[Start DATA EXTRACT]

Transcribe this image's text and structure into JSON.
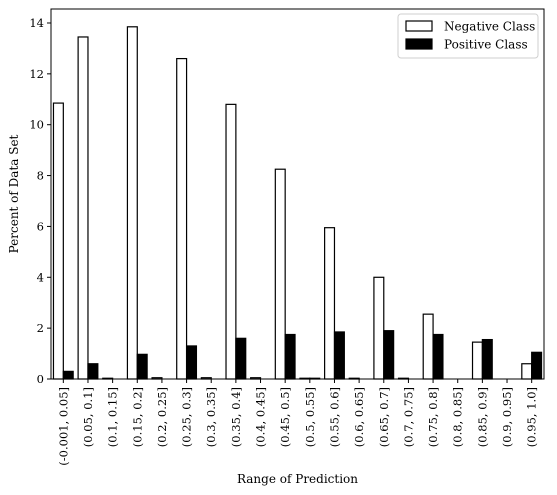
{
  "chart_data": {
    "type": "bar",
    "title": "",
    "xlabel": "Range of Prediction",
    "ylabel": "Percent of Data Set",
    "ylim": [
      0,
      14.55
    ],
    "yticks": [
      0,
      2,
      4,
      6,
      8,
      10,
      12,
      14
    ],
    "grid": false,
    "legend_position": "top-right",
    "categories": [
      "(-0.001, 0.05]",
      "(0.05, 0.1]",
      "(0.1, 0.15]",
      "(0.15, 0.2]",
      "(0.2, 0.25]",
      "(0.25, 0.3]",
      "(0.3, 0.35]",
      "(0.35, 0.4]",
      "(0.4, 0.45]",
      "(0.45, 0.5]",
      "(0.5, 0.55]",
      "(0.55, 0.6]",
      "(0.6, 0.65]",
      "(0.65, 0.7]",
      "(0.7, 0.75]",
      "(0.75, 0.8]",
      "(0.8, 0.85]",
      "(0.85, 0.9]",
      "(0.9, 0.95]",
      "(0.95, 1.0]"
    ],
    "series": [
      {
        "name": "Negative Class",
        "fill": "#ffffff",
        "stroke": "#000000",
        "values": [
          10.85,
          13.45,
          0.03,
          13.85,
          0.05,
          12.6,
          0.05,
          10.8,
          0.05,
          8.25,
          0.03,
          5.95,
          0.03,
          4.0,
          0.03,
          2.55,
          0.0,
          1.45,
          0.0,
          0.6
        ]
      },
      {
        "name": "Positive Class",
        "fill": "#000000",
        "stroke": "#000000",
        "values": [
          0.3,
          0.6,
          0.0,
          0.97,
          0.0,
          1.3,
          0.0,
          1.6,
          0.0,
          1.75,
          0.03,
          1.85,
          0.0,
          1.9,
          0.0,
          1.75,
          0.0,
          1.55,
          0.0,
          1.05
        ]
      }
    ]
  }
}
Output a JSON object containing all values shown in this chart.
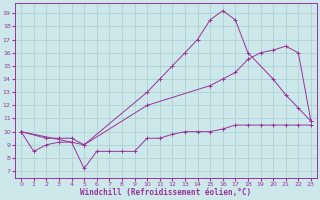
{
  "xlabel": "Windchill (Refroidissement éolien,°C)",
  "x_ticks": [
    0,
    1,
    2,
    3,
    4,
    5,
    6,
    7,
    8,
    9,
    10,
    11,
    12,
    13,
    14,
    15,
    16,
    17,
    18,
    19,
    20,
    21,
    22,
    23
  ],
  "y_ticks": [
    7,
    8,
    9,
    10,
    11,
    12,
    13,
    14,
    15,
    16,
    17,
    18,
    19
  ],
  "ylim": [
    6.5,
    19.8
  ],
  "xlim": [
    -0.5,
    23.5
  ],
  "bg_color": "#cce8ea",
  "grid_color": "#aaccce",
  "line_color": "#993399",
  "line1_x": [
    0,
    1,
    2,
    3,
    4,
    5,
    6,
    7,
    8,
    9,
    10,
    11,
    12,
    13,
    14,
    15,
    16,
    17,
    18,
    19,
    20,
    21,
    22,
    23
  ],
  "line1_y": [
    10,
    8.5,
    9.0,
    9.2,
    9.2,
    7.2,
    8.5,
    8.5,
    8.5,
    8.5,
    9.5,
    9.5,
    9.8,
    10.0,
    10.0,
    10.0,
    10.2,
    10.5,
    10.5,
    10.5,
    10.5,
    10.5,
    10.5,
    10.5
  ],
  "line2_x": [
    0,
    2,
    3,
    4,
    5,
    10,
    11,
    12,
    13,
    14,
    15,
    16,
    17,
    18,
    20,
    21,
    22,
    23
  ],
  "line2_y": [
    10,
    9.5,
    9.5,
    9.5,
    9.0,
    13.0,
    14.0,
    15.0,
    16.0,
    17.0,
    18.5,
    19.2,
    18.5,
    16.0,
    14.0,
    12.8,
    11.8,
    10.8
  ],
  "line3_x": [
    0,
    5,
    10,
    15,
    16,
    17,
    18,
    19,
    20,
    21,
    22,
    23
  ],
  "line3_y": [
    10,
    9.0,
    12.0,
    13.5,
    14.0,
    14.5,
    15.5,
    16.0,
    16.2,
    16.5,
    16.0,
    10.8
  ]
}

[End DATA EXTRACT]

**SET PROBLEM**
Only the lines from the one that holds "Output a JSON" through the end of the records above should be printed again, exactly as they are. Leave out the pictures.

**SOLUTION BELOW**
Output a JSON object containing all values shown in this chart.
{
  "xlabel": "Windchill (Refroidissement éolien,°C)",
  "x_ticks": [
    0,
    1,
    2,
    3,
    4,
    5,
    6,
    7,
    8,
    9,
    10,
    11,
    12,
    13,
    14,
    15,
    16,
    17,
    18,
    19,
    20,
    21,
    22,
    23
  ],
  "y_ticks": [
    7,
    8,
    9,
    10,
    11,
    12,
    13,
    14,
    15,
    16,
    17,
    18,
    19
  ],
  "ylim": [
    6.5,
    19.8
  ],
  "xlim": [
    -0.5,
    23.5
  ],
  "bg_color": "#cce8ea",
  "grid_color": "#aaccce",
  "line_color": "#993399",
  "line1_x": [
    0,
    1,
    2,
    3,
    4,
    5,
    6,
    7,
    8,
    9,
    10,
    11,
    12,
    13,
    14,
    15,
    16,
    17,
    18,
    19,
    20,
    21,
    22,
    23
  ],
  "line1_y": [
    10,
    8.5,
    9.0,
    9.2,
    9.2,
    7.2,
    8.5,
    8.5,
    8.5,
    8.5,
    9.5,
    9.5,
    9.8,
    10.0,
    10.0,
    10.0,
    10.2,
    10.5,
    10.5,
    10.5,
    10.5,
    10.5,
    10.5,
    10.5
  ],
  "line2_x": [
    0,
    2,
    3,
    4,
    5,
    10,
    11,
    12,
    13,
    14,
    15,
    16,
    17,
    18,
    20,
    21,
    22,
    23
  ],
  "line2_y": [
    10,
    9.5,
    9.5,
    9.5,
    9.0,
    13.0,
    14.0,
    15.0,
    16.0,
    17.0,
    18.5,
    19.2,
    18.5,
    16.0,
    14.0,
    12.8,
    11.8,
    10.8
  ],
  "line3_x": [
    0,
    5,
    10,
    15,
    16,
    17,
    18,
    19,
    20,
    21,
    22,
    23
  ],
  "line3_y": [
    10,
    9.0,
    12.0,
    13.5,
    14.0,
    14.5,
    15.5,
    16.0,
    16.2,
    16.5,
    16.0,
    10.8
  ]
}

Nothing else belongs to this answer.